|
KOMPAS,
01 Juli 2013
Berhubung
demokrasi merupakan fondasi dari suatu pengalaman hidup bebas, di ranah
sosio-politik ia terus-menerus berusaha menemukan suatu solusi problematis bagi
pembentukan suatu komunitas dari manusia-manusia bebas. Problematis karena
solusi tersebut tak kunjung henti dipersoalkan, termasuk kedemokrasian kita
sekarang ini.
Betapa tidak.
Demokrasi representatif yang diusung oleh kaum reformis mengesankan semakin
tidak demokratis. Ini tecermin pada sikap publik yang semakin banyak bergairah
menjadi golput berhadapan dengan euforia Pemilihan Presiden (Pilpres) 2014 yang
berkembang di kalangan politikus berpartai. Ketidakpuasan terhadap
kedemokrasian yang berlaku dinyatakan pula oleh gerakan yang semakin gencar menuntut
pemekaran daerah dengan dalih perwujudan otonomi.
Prinsip ekonomi
tetap dinyatakan sebagai ”pemerintahan dari rakyat, oleh rakyat, untuk rakyat”.
Sebagai realisasinya, rakyat dipersilakan untuk ”berpesta demokrasi”, memilih
wakilnya, yang notabene ditetapkan oleh parpol, lima tahun sekali. Sesudah itu
rakyat tidak perlu lagi aktif berpolitik. Para wakil yang dipilihnya mengambil
alih wewenang dan hak rakyat membuat keputusan-keputusan politik. Mereka
berbuat begitu ”atas nama” rakyat.
Prinsip
demokrasi katanya tetap dijunjung tinggi, tetapi pemerintahan yang dilahirkan
oleh pesta demokrasi itu menggunakan esensi dari disposisinya untuk melucuti
kekuasaan dari rakyat dengan jalan mengorganisasi dan melegitimasi
ucapan-ucapan dari para wakil rakyat, yang berarti membungkam suara rakyat yang
katanya berkuasa. Pembungkaman rakyat menjadi semakin luas dan semakin berlapis
melalui praktik legislasi parlementer-trikameral, yaitu dengan keberadaan
Majelis Permusyawaratan Rakyat dan Dewan Perwakilan Daerah, di samping Dewan
Perwakilan Rakyat.
Kelihatan
sekali betapa politikus berlomba-lomba menjadi ”wakil rakyat yang terhormat”,
berambisi berbicara ”atas nama...”. Kecenderungan ini, apa pun dalihnya, tentu
tidak bisa dibiarkan berjalan begitu saja tanpa sanksi. Dan rakyat memang sudah
semakin muak, lebih senang dan puas menjadi golput saja daripada diatasnamakan
terus-menerus.

Data yang tersedia:
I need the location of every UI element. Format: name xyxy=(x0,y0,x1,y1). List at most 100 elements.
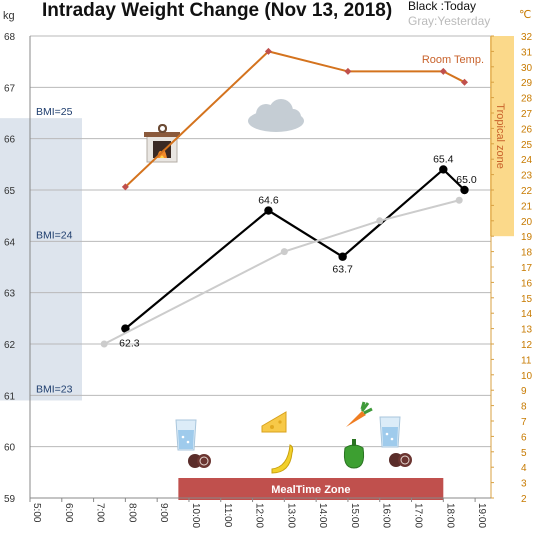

Soal latihan:
1: Tuliskan kembali bagian tulisan tentang demokrasi mulai dari "Betapa tidak." sampai dengan "dalih perwujudan otonomi.".
2: Menurut tulisan tentang demokrasi, seberapa sering rakyat memilih wakilnya?
3: Teruskan tulisan tentang demokrasi setelah kalimat terakhirnya.

Jawaban per soal:
1:
Betapa tidak.
Demokrasi representatif yang diusung oleh kaum reformis mengesankan semakin
tidak demokratis. Ini tecermin pada sikap publik yang semakin banyak bergairah
menjadi golput berhadapan dengan euforia Pemilihan Presiden (Pilpres) 2014 yang
berkembang di kalangan politikus berpartai. Ketidakpuasan terhadap
kedemokrasian yang berlaku dinyatakan pula oleh gerakan yang semakin gencar menuntut
pemekaran daerah dengan dalih perwujudan otonomi.

2: Lima tahun sekali.

3:
Para warga
negara (citizens) yang menyebut
dirinya ”wakil rakyat” seharusnya tidak mengklaim membuat sendiri
undang-undang. Mereka seharusnya tidak punya kehendak partikular untuk
dipaksakan. Jika mereka toh mendiktekan kehendak, memaksakan kemauan politik,
Indonesia tidak lagi merupakan negara representatif. Indonesia lalu berpeluang
menjadi negara demokratis. Rakyat di satu negeri yang bukan demokrasi, dan
Indonesia seharusnya tidak begitu, tidak bisa bicara, tidak dapat bertindak,
kecuali melalui wakil-wakilnya.
Demokrasi kontinu
Namun,
demokrasi dewasa ini tidak mungkin dibuat langsung seperti keadaan aslinya dulu
di zaman Yunani Purba, di mana setiap warga berbicara sendiri di Agora mengenai
kepentingan pribadi dan kepentingan bersama. Jadi, persoalannya sekarang adalah
bagaimana dalam sistem dan suasana demokrasi-tak-langsung, demokrasi
representatif, warga negara masih mungkin dan dibenarkan aktif berpartisipasi
langsung dalam membuat undang-undang dan mengambil keputusan.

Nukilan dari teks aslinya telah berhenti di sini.